▶ _Work to be completed_:
Copy out every line containing the word "JSON".

▶ _Excerpted data_:
((
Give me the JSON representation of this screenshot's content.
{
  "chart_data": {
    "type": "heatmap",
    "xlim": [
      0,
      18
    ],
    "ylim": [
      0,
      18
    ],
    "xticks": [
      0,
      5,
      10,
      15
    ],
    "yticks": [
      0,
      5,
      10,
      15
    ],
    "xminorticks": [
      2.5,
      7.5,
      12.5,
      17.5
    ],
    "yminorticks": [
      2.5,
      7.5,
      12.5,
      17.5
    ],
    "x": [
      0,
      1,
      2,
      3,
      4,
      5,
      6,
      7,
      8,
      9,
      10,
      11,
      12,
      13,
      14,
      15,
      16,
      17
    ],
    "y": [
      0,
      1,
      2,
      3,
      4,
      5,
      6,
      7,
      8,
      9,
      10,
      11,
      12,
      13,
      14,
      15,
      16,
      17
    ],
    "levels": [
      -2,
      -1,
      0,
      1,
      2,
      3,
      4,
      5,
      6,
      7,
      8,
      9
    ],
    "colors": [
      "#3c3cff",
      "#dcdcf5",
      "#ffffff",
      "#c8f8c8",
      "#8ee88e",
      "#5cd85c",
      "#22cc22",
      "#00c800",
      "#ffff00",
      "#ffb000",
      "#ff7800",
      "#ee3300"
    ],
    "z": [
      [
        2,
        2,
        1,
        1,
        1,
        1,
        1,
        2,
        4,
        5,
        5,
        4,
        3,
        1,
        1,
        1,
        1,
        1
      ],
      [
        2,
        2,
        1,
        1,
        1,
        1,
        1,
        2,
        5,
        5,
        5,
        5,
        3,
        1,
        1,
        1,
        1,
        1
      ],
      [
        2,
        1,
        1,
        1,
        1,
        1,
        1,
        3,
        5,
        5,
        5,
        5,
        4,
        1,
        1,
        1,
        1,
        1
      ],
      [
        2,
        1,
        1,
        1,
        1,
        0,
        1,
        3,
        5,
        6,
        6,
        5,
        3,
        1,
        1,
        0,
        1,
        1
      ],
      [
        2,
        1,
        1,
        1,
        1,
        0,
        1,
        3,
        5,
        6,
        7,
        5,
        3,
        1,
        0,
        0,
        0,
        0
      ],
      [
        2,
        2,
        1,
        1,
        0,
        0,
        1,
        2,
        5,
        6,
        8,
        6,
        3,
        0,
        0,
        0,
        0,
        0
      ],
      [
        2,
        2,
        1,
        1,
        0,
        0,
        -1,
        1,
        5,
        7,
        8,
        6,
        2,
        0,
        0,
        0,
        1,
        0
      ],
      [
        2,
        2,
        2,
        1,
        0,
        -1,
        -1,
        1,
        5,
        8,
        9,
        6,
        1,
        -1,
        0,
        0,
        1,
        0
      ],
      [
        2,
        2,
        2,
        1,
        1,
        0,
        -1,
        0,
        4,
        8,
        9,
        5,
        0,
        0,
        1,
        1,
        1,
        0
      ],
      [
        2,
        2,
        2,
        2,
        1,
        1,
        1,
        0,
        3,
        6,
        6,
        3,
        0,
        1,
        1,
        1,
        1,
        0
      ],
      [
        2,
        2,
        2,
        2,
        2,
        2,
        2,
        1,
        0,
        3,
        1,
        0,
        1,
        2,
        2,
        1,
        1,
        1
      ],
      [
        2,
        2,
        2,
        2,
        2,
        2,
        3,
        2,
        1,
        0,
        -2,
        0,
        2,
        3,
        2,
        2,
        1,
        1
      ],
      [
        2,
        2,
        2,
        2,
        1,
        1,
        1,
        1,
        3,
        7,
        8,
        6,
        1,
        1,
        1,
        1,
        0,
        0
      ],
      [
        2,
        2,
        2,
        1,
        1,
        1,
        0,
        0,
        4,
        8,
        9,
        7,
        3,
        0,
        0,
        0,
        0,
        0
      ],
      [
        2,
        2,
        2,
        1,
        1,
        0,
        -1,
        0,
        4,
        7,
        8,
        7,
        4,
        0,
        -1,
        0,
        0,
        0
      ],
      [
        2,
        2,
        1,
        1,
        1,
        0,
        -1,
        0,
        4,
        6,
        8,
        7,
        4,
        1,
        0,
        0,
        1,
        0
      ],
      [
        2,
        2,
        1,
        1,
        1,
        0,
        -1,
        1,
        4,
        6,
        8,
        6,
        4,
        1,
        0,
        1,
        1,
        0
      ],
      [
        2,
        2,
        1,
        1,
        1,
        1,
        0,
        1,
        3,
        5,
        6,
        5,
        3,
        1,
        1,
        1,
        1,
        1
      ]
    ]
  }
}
))
((
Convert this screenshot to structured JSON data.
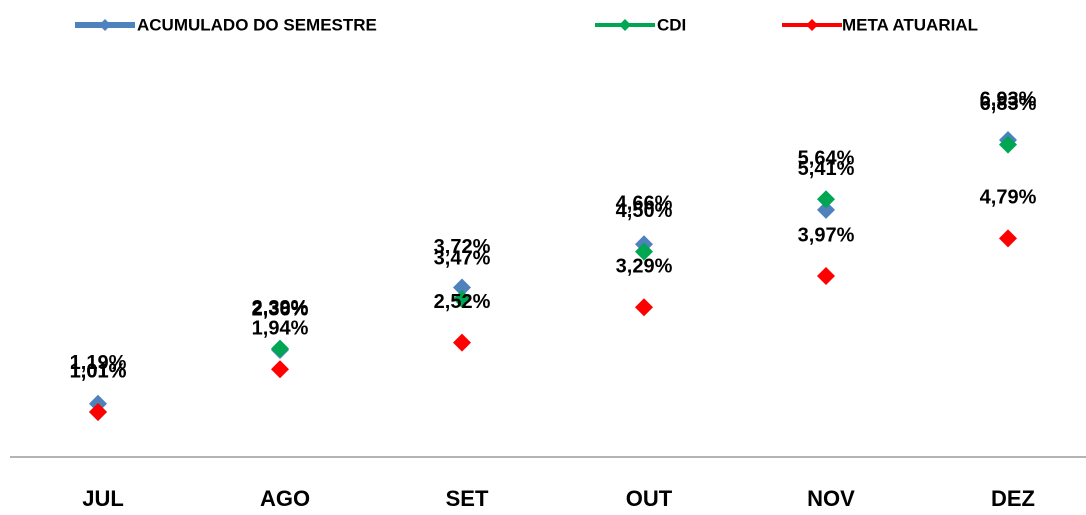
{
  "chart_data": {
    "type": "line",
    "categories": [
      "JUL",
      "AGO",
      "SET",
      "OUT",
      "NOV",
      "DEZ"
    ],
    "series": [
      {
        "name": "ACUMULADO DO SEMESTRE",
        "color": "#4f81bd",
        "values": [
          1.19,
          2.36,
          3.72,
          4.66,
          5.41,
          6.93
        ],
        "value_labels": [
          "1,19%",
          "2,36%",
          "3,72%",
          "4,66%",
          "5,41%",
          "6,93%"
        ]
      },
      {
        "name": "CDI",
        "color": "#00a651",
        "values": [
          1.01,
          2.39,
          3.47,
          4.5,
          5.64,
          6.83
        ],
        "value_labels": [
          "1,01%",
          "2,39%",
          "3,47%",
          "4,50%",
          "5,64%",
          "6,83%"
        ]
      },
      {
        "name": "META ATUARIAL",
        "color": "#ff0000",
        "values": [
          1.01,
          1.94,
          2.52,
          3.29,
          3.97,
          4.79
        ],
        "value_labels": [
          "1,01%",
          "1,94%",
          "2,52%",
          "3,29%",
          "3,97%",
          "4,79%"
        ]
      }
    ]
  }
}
))
▶ _Result for this exercise_:
Give me the JSON representation of this screenshot's content.
Convert this screenshot to structured JSON data.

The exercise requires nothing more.